### TASK DIRECTIONS
Quote every line as given.

····················

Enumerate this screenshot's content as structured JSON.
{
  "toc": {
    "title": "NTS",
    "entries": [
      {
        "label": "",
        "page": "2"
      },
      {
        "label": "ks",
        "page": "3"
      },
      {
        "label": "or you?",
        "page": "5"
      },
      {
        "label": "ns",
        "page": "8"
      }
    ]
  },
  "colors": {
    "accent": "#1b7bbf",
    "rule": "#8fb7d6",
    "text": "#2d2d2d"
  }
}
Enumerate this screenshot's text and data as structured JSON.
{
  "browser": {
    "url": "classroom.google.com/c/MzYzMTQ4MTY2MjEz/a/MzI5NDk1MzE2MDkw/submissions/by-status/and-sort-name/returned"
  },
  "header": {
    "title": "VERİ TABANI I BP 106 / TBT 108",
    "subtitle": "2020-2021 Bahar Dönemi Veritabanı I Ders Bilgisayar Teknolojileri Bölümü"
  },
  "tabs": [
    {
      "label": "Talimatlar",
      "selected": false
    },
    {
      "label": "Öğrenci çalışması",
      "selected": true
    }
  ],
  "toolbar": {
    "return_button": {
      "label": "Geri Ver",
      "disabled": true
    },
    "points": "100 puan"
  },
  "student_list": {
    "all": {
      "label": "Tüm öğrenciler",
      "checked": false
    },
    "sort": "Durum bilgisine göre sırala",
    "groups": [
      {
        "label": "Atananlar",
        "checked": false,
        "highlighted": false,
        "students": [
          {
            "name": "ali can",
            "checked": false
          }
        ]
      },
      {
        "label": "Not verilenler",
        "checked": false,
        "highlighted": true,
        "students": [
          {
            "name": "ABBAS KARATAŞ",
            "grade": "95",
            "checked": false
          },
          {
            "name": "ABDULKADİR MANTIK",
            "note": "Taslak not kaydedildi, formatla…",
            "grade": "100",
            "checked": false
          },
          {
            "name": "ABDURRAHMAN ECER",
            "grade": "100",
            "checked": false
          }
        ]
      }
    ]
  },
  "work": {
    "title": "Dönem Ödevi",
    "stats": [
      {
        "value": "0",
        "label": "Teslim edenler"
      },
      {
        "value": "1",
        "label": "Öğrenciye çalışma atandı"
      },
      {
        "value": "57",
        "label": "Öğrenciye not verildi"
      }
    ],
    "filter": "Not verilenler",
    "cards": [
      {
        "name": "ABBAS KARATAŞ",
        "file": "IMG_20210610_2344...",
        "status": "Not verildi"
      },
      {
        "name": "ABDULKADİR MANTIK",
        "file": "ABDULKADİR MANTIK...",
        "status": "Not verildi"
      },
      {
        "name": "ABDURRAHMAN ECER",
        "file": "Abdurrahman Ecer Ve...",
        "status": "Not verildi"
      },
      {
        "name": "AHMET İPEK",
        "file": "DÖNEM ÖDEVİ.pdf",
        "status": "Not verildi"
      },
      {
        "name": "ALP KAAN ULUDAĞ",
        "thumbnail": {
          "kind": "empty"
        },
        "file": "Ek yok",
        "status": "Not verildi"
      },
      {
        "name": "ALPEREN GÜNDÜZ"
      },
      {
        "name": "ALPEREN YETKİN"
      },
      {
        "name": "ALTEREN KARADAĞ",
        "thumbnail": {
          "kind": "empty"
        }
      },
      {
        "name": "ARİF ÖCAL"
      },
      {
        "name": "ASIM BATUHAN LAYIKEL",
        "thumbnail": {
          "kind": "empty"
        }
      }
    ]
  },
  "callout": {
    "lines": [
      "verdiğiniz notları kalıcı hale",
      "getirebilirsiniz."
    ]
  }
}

····················

### CORRECT RESPONSE
Enumerate this screenshot's content as structured JSON.
{
  "toc": {
    "title": "NTS",
    "entries": [
      {
        "label": "",
        "page": "2"
      },
      {
        "label": "ks",
        "page": "3"
      },
      {
        "label": "or you?",
        "page": "5"
      },
      {
        "label": "ns",
        "page": "8"
      }
    ]
  },
  "colors": {
    "accent": "#1b7bbf",
    "rule": "#8fb7d6",
    "text": "#2d2d2d"
  }
}
Enumerate this screenshot's text and data as structured JSON.
{
  "browser": {
    "url": "classroom.google.com/c/MzYzMTQ4MTY2MjEz/a/MzI5NDk1MzE2MDkw/submissions/by-status/and-sort-name/returned"
  },
  "header": {
    "title": "VERİ TABANI I BP 106 / TBT 108",
    "subtitle": "2020-2021 Bahar Dönemi Veritabanı I Ders Bilgisayar Teknolojileri Bölümü"
  },
  "tabs": [
    {
      "label": "Talimatlar",
      "selected": false
    },
    {
      "label": "Öğrenci çalışması",
      "selected": true
    }
  ],
  "toolbar": {
    "return_button": {
      "label": "Geri Ver",
      "disabled": true
    },
    "points": "100 puan"
  },
  "student_list": {
    "all": {
      "label": "Tüm öğrenciler",
      "checked": false
    },
    "sort": "Durum bilgisine göre sırala",
    "groups": [
      {
        "label": "Atananlar",
        "checked": false,
        "highlighted": false,
        "students": [
          {
            "name": "ali can",
            "checked": false
          }
        ]
      },
      {
        "label": "Not verilenler",
        "checked": false,
        "highlighted": true,
        "students": [
          {
            "name": "ABBAS KARATAŞ",
            "grade": "95",
            "checked": false
          },
          {
            "name": "ABDULKADİR MANTIK",
            "note": "Taslak not kaydedildi, formatla…",
            "grade": "100",
            "checked": false
          },
          {
            "name": "ABDURRAHMAN ECER",
            "grade": "100",
            "checked": false
          }
        ]
      }
    ]
  },
  "work": {
    "title": "Dönem Ödevi",
    "stats": [
      {
        "value": "0",
        "label": "Teslim edenler"
      },
      {
        "value": "1",
        "label": "Öğrenciye çalışma atandı"
      },
      {
        "value": "57",
        "label": "Öğrenciye not verildi"
      }
    ],
    "filter": "Not verilenler",
    "cards": [
      {
        "name": "ABBAS KARATAŞ",
        "file": "IMG_20210610_2344...",
        "status": "Not verildi"
      },
      {
        "name": "ABDULKADİR MANTIK",
        "file": "ABDULKADİR MANTIK...",
        "status": "Not verildi"
      },
      {
        "name": "ABDURRAHMAN ECER",
        "file": "Abdurrahman Ecer Ve...",
        "status": "Not verildi"
      },
      {
        "name": "AHMET İPEK",
        "file": "DÖNEM ÖDEVİ.pdf",
        "status": "Not verildi"
      },
      {
        "name": "ALP KAAN ULUDAĞ",
        "thumbnail": {
          "kind": "empty"
        },
        "file": "Ek yok",
        "status": "Not verildi"
      },
      {
        "name": "ALPEREN GÜNDÜZ"
      },
      {
        "name": "ALPEREN YETKİN"
      },
      {
        "name": "ALTEREN KARADAĞ",
        "thumbnail": {
          "kind": "empty"
        }
      },
      {
        "name": "ARİF ÖCAL"
      },
      {
        "name": "ASIM BATUHAN LAYIKEL",
        "thumbnail": {
          "kind": "empty"
        }
      }
    ]
  },
  "callout": {
    "lines": [
      "verdiğiniz notları kalıcı hale",
      "getirebilirsiniz."
    ]
  }
}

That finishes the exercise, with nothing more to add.